Task prompt: Reproduce the entries word for word, and omit any picture you find in them.

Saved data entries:
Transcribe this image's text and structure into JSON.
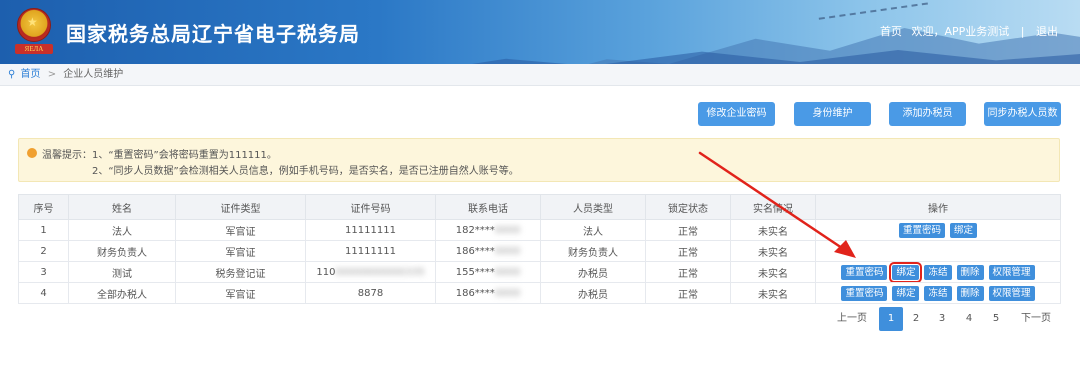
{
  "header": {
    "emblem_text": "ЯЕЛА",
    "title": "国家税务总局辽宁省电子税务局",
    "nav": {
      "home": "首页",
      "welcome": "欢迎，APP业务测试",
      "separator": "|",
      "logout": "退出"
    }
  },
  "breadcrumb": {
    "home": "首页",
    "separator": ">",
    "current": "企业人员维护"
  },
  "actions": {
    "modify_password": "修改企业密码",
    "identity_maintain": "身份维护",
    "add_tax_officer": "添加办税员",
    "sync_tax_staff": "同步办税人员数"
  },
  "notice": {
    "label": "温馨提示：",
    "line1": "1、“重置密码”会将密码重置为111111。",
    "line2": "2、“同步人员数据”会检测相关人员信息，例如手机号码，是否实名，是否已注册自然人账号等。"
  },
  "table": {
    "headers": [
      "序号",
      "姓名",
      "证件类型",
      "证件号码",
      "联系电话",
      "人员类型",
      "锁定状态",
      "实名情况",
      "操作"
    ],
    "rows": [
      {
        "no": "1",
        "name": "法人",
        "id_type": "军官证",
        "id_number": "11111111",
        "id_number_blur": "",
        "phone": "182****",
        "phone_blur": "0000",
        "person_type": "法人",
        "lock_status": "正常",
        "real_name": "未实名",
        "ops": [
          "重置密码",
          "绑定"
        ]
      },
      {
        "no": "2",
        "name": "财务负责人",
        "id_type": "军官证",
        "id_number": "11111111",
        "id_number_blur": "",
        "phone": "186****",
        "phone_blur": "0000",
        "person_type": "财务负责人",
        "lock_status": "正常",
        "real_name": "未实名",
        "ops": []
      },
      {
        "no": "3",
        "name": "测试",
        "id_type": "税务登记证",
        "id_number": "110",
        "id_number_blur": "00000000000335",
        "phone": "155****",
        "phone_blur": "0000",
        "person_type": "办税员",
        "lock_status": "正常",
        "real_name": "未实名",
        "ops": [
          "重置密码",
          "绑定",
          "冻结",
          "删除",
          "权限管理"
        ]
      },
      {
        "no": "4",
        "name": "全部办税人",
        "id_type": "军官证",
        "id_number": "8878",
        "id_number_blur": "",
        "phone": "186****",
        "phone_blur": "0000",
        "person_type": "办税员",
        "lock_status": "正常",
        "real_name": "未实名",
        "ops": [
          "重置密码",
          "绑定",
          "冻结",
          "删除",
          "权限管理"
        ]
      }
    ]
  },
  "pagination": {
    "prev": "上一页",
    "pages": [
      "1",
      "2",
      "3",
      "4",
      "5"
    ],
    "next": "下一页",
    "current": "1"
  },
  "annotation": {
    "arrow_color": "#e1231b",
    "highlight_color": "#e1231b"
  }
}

Response to the task:
Transcribe this image's text and structure into JSON.
{
  "header": {
    "emblem_text": "ЯЕЛА",
    "title": "国家税务总局辽宁省电子税务局",
    "nav": {
      "home": "首页",
      "welcome": "欢迎，APP业务测试",
      "separator": "|",
      "logout": "退出"
    }
  },
  "breadcrumb": {
    "home": "首页",
    "separator": ">",
    "current": "企业人员维护"
  },
  "actions": {
    "modify_password": "修改企业密码",
    "identity_maintain": "身份维护",
    "add_tax_officer": "添加办税员",
    "sync_tax_staff": "同步办税人员数"
  },
  "notice": {
    "label": "温馨提示：",
    "line1": "1、“重置密码”会将密码重置为111111。",
    "line2": "2、“同步人员数据”会检测相关人员信息，例如手机号码，是否实名，是否已注册自然人账号等。"
  },
  "table": {
    "headers": [
      "序号",
      "姓名",
      "证件类型",
      "证件号码",
      "联系电话",
      "人员类型",
      "锁定状态",
      "实名情况",
      "操作"
    ],
    "rows": [
      {
        "no": "1",
        "name": "法人",
        "id_type": "军官证",
        "id_number": "11111111",
        "id_number_blur": "",
        "phone": "182****",
        "phone_blur": "0000",
        "person_type": "法人",
        "lock_status": "正常",
        "real_name": "未实名",
        "ops": [
          "重置密码",
          "绑定"
        ]
      },
      {
        "no": "2",
        "name": "财务负责人",
        "id_type": "军官证",
        "id_number": "11111111",
        "id_number_blur": "",
        "phone": "186****",
        "phone_blur": "0000",
        "person_type": "财务负责人",
        "lock_status": "正常",
        "real_name": "未实名",
        "ops": []
      },
      {
        "no": "3",
        "name": "测试",
        "id_type": "税务登记证",
        "id_number": "110",
        "id_number_blur": "00000000000335",
        "phone": "155****",
        "phone_blur": "0000",
        "person_type": "办税员",
        "lock_status": "正常",
        "real_name": "未实名",
        "ops": [
          "重置密码",
          "绑定",
          "冻结",
          "删除",
          "权限管理"
        ]
      },
      {
        "no": "4",
        "name": "全部办税人",
        "id_type": "军官证",
        "id_number": "8878",
        "id_number_blur": "",
        "phone": "186****",
        "phone_blur": "0000",
        "person_type": "办税员",
        "lock_status": "正常",
        "real_name": "未实名",
        "ops": [
          "重置密码",
          "绑定",
          "冻结",
          "删除",
          "权限管理"
        ]
      }
    ]
  },
  "pagination": {
    "prev": "上一页",
    "pages": [
      "1",
      "2",
      "3",
      "4",
      "5"
    ],
    "next": "下一页",
    "current": "1"
  },
  "annotation": {
    "arrow_color": "#e1231b",
    "highlight_color": "#e1231b"
  }
}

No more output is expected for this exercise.